== Material provided ==

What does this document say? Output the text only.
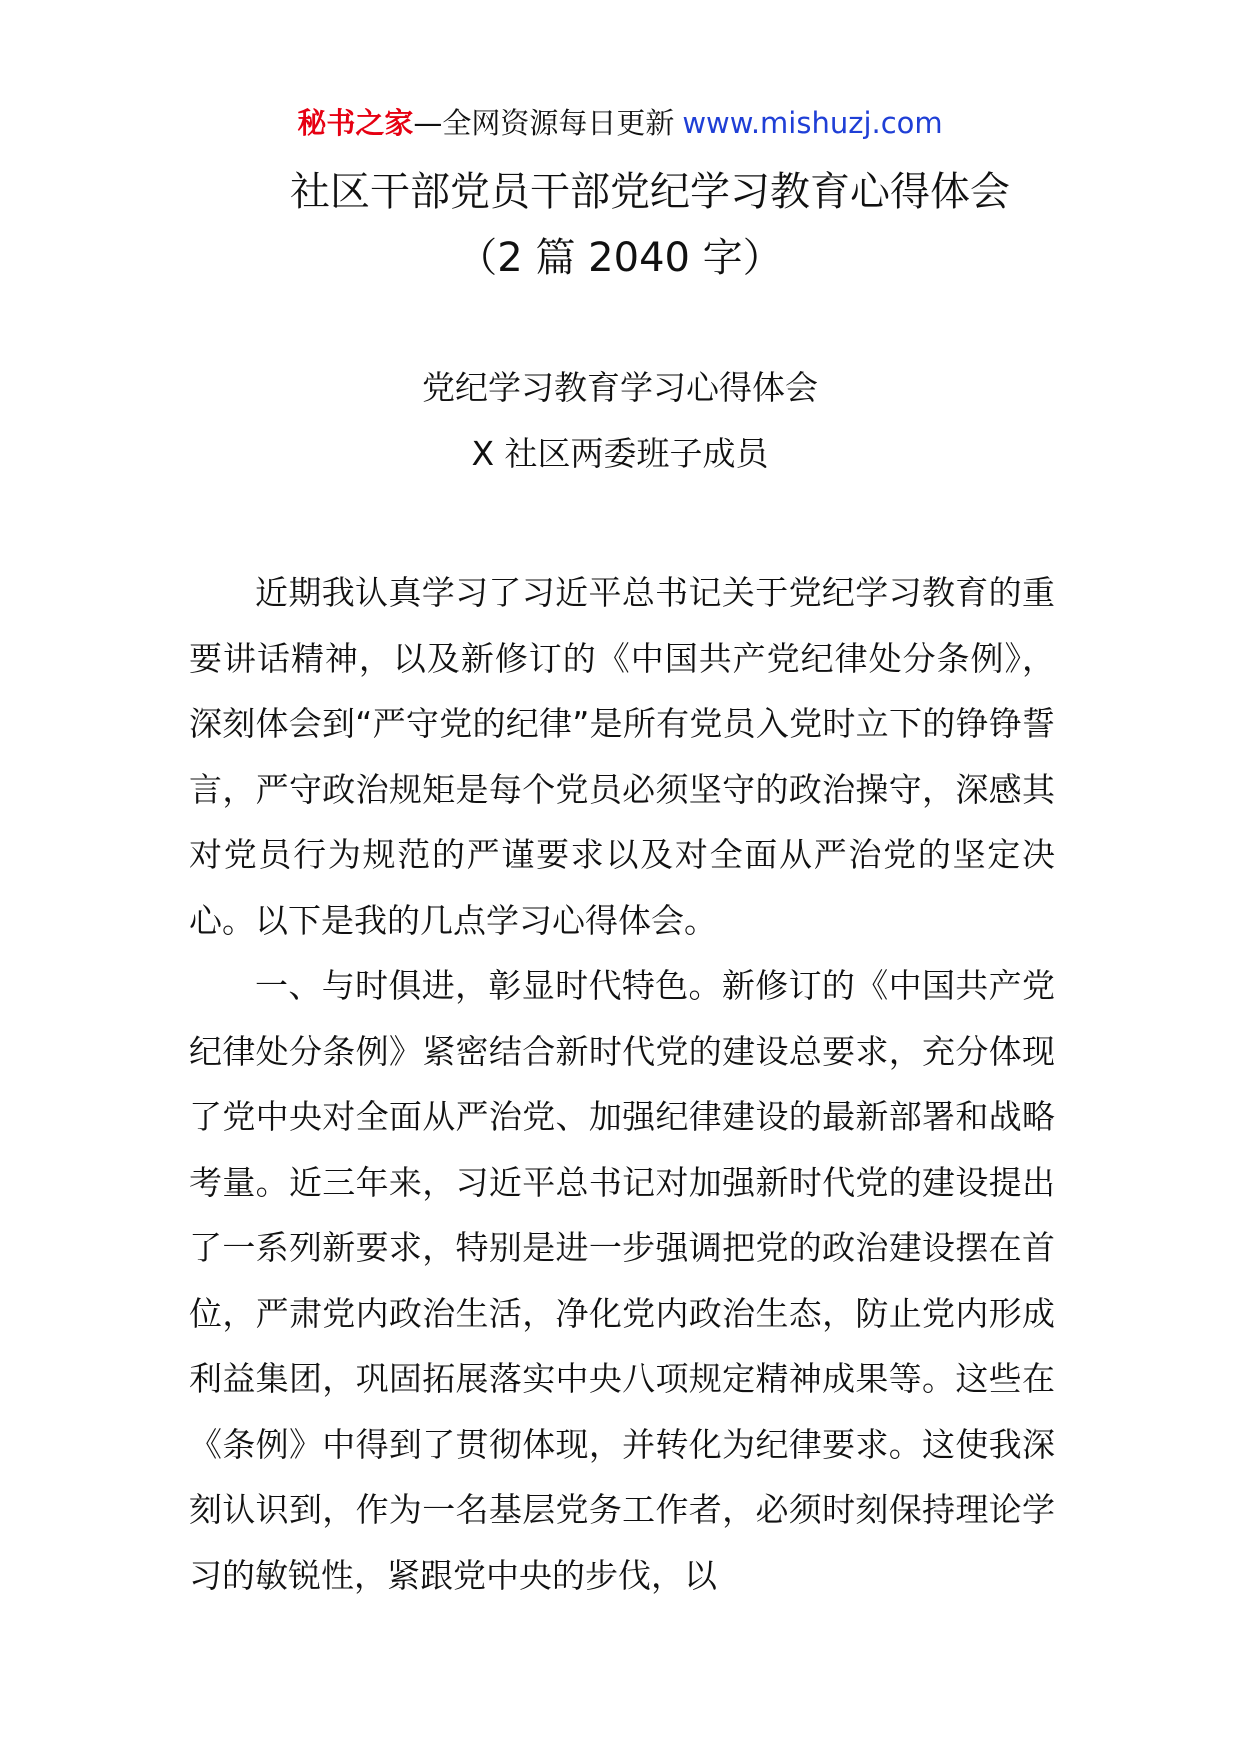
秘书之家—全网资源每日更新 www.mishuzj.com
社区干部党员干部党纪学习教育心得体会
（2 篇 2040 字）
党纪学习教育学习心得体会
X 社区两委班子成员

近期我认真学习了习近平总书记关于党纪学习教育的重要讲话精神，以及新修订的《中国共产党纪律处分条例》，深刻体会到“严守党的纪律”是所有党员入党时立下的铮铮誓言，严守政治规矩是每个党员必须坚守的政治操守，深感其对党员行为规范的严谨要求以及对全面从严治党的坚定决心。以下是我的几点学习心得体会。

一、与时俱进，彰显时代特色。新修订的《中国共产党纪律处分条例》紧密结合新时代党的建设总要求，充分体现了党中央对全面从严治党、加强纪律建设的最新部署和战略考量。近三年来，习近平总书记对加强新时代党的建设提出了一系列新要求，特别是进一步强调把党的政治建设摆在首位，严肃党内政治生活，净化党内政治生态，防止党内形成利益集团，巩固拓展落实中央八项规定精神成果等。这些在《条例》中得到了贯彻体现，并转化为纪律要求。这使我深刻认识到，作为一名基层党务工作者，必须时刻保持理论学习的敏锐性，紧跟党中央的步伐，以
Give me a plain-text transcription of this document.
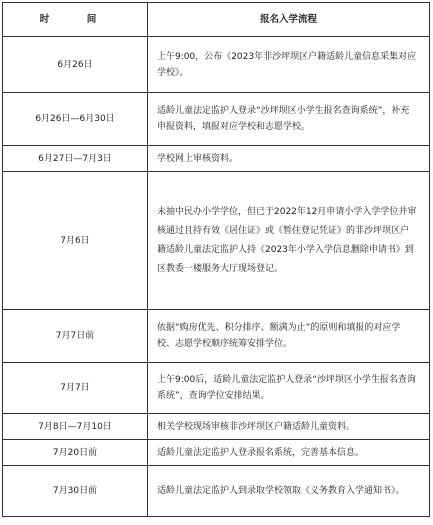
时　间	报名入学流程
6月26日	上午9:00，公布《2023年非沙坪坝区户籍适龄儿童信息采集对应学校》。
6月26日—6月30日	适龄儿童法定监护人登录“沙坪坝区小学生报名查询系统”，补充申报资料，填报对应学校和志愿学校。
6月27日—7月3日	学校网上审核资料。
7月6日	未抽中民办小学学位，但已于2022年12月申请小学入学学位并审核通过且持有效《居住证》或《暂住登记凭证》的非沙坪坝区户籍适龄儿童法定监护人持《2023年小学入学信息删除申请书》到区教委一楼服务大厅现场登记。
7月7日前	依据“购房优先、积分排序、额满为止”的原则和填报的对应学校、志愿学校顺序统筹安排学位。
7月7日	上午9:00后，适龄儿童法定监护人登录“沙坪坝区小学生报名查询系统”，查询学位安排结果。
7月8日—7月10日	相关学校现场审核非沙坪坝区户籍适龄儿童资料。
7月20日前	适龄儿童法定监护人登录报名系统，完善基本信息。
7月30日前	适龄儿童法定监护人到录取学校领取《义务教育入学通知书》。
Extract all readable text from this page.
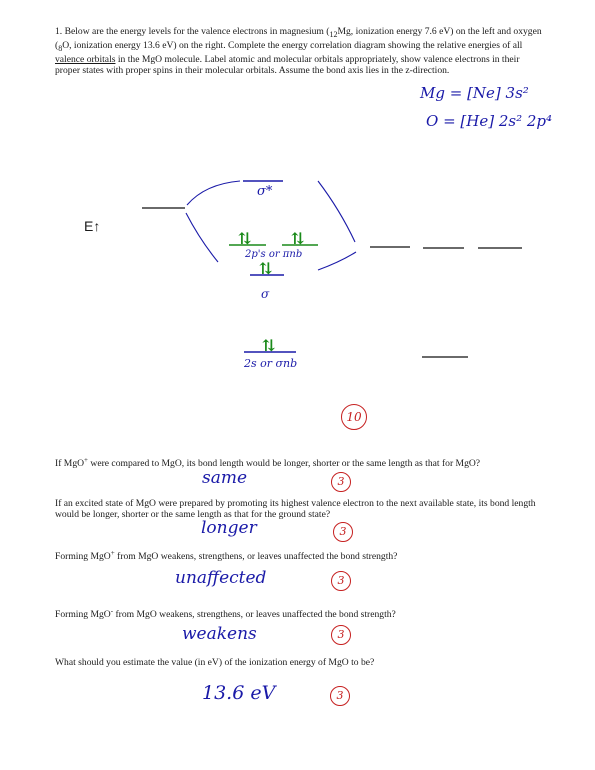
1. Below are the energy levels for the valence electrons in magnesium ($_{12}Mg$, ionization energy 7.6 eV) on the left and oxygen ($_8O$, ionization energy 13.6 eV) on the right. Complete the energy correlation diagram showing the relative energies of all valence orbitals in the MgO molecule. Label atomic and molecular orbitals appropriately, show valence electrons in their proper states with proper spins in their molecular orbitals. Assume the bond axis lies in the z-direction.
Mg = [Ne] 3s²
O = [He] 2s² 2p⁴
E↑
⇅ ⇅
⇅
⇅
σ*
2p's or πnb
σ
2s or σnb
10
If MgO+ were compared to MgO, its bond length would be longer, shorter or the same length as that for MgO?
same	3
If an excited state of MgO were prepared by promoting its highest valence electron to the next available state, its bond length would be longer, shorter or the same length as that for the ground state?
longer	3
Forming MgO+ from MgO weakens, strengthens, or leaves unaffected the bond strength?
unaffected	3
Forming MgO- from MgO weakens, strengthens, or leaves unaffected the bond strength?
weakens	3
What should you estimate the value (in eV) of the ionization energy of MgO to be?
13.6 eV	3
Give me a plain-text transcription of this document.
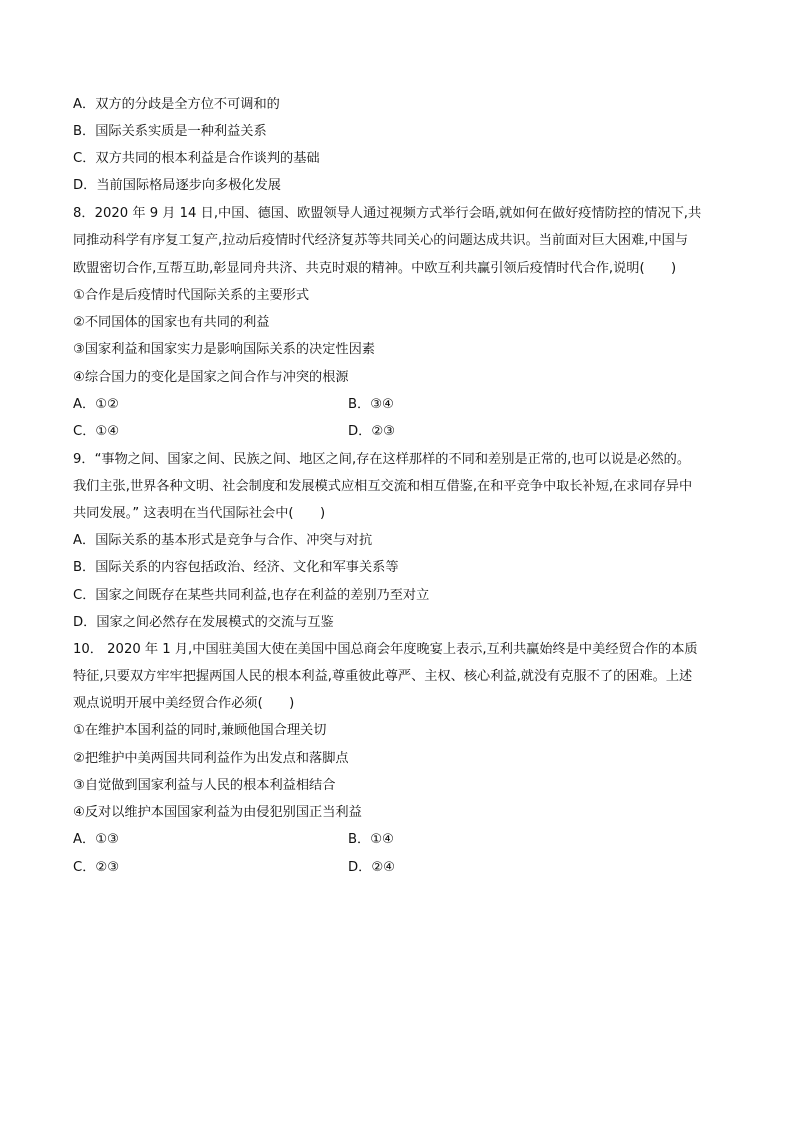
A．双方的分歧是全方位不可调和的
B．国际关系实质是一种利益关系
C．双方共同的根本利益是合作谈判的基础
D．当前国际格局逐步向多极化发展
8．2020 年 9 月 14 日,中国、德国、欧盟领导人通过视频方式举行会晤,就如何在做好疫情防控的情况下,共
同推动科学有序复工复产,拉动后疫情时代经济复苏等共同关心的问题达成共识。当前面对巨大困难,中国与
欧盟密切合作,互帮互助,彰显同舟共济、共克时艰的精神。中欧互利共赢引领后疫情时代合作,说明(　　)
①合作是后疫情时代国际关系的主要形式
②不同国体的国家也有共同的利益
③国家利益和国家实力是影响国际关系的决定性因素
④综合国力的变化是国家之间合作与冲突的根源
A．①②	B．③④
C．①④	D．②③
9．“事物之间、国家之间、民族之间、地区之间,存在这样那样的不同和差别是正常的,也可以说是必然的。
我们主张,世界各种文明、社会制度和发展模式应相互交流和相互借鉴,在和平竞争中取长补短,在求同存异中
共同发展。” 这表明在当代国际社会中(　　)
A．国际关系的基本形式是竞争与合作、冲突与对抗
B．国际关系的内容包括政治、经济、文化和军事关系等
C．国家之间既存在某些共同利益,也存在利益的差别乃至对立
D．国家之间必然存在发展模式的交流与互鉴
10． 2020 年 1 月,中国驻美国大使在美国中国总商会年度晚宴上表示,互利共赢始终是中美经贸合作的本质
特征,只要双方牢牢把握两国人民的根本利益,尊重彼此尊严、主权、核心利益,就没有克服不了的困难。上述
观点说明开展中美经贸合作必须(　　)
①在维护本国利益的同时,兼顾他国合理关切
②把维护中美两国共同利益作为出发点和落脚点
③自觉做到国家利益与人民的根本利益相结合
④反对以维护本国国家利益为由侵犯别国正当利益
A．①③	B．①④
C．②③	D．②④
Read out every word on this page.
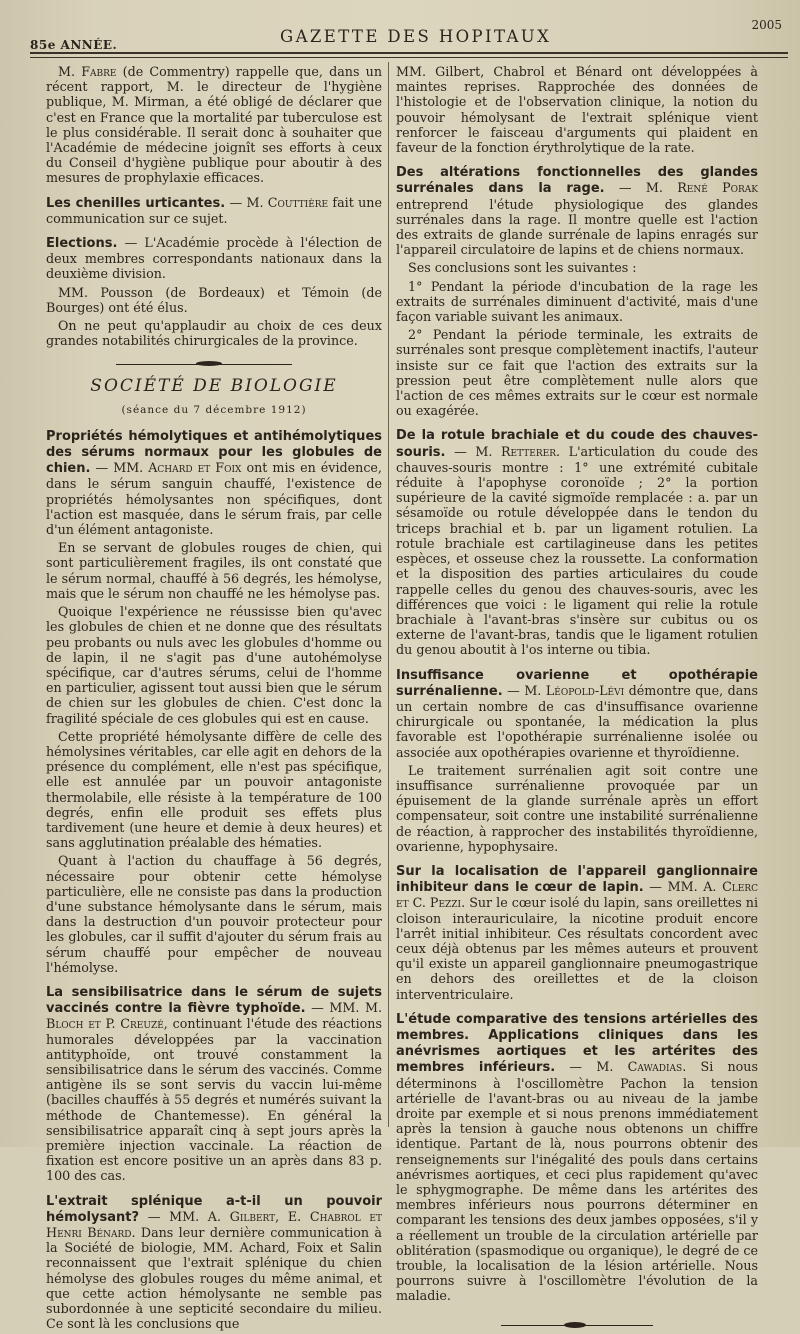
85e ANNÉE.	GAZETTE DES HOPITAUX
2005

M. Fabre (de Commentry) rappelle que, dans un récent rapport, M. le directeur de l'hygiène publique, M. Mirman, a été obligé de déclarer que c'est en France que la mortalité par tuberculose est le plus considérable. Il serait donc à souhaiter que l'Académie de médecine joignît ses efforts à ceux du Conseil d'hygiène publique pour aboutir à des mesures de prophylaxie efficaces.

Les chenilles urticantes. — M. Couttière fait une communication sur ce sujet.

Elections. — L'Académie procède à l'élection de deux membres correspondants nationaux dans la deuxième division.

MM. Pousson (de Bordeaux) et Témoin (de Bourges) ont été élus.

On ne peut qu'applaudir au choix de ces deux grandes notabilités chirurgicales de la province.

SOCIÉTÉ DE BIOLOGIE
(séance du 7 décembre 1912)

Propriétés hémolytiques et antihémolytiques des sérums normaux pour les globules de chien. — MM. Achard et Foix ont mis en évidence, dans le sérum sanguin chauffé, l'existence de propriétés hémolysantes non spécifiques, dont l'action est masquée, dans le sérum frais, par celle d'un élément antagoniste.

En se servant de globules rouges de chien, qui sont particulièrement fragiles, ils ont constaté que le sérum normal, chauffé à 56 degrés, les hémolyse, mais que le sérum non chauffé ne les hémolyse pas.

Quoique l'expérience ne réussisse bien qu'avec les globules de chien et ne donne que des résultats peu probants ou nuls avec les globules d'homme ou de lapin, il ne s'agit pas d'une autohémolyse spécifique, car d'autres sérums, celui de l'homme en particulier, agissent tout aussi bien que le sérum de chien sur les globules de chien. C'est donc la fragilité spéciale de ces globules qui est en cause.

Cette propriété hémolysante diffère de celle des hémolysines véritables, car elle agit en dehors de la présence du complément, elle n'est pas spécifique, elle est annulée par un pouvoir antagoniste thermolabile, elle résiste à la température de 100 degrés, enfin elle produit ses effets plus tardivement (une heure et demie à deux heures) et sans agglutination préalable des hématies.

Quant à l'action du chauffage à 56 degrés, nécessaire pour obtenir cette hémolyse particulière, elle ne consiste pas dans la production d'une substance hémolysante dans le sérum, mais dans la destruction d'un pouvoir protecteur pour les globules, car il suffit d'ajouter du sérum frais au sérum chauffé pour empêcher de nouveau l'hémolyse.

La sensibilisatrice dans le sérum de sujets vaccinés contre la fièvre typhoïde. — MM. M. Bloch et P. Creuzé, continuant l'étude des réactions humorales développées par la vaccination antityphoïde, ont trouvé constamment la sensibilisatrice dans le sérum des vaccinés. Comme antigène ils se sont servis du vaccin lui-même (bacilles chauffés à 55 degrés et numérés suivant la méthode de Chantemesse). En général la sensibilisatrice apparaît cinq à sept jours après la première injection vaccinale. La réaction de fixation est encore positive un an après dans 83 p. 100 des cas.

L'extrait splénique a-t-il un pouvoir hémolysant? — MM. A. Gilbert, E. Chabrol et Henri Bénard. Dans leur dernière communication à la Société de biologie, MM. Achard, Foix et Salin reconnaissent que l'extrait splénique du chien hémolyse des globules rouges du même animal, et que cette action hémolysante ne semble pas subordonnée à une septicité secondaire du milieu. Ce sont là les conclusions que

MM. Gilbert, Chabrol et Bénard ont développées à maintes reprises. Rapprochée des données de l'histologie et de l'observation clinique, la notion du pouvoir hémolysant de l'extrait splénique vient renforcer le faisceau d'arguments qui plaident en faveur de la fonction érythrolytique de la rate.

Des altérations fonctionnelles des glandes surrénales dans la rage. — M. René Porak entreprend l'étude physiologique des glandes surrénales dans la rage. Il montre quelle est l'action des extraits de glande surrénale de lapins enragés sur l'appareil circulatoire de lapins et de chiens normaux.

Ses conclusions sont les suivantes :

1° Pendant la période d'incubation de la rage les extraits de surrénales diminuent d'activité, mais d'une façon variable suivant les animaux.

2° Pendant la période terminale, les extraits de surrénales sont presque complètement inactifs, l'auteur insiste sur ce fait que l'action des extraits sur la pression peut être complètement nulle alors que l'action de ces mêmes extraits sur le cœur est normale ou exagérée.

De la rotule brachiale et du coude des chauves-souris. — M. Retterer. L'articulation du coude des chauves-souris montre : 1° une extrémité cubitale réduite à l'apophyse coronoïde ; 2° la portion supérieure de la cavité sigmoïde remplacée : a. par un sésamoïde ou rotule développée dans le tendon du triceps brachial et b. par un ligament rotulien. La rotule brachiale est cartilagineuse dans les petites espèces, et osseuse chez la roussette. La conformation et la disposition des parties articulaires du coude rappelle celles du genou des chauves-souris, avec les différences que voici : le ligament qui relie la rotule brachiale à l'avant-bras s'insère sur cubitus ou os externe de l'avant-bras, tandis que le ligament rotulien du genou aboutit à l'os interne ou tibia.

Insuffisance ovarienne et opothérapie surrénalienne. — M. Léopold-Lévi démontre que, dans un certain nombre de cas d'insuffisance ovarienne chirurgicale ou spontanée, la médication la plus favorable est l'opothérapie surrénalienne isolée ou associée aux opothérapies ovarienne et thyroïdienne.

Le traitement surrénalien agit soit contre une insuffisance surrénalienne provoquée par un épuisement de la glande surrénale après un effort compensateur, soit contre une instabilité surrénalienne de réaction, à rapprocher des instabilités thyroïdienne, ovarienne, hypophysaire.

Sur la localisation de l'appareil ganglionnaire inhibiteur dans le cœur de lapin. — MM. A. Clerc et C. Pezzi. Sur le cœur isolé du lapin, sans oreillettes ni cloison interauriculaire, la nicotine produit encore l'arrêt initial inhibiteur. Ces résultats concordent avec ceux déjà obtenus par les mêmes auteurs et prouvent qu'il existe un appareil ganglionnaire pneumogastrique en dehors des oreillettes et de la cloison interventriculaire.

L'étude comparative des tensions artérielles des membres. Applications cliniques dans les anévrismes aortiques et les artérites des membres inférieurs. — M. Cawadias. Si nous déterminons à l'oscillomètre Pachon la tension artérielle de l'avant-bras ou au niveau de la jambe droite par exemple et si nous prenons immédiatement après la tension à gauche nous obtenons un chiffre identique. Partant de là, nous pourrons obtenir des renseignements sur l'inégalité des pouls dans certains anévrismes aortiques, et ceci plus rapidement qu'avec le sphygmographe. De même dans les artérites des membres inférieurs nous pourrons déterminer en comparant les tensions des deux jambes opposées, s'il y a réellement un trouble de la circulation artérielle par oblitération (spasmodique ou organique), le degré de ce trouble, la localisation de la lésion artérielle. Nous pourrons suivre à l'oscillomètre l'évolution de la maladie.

===

**Directions**
Working from the entries above, return all lines that contain "unaffected".

**Answer to this task**
Forming MgO+ from MgO weakens, strengthens, or leaves unaffected the bond strength?
unaffected	3
Forming MgO- from MgO weakens, strengthens, or leaves unaffected the bond strength?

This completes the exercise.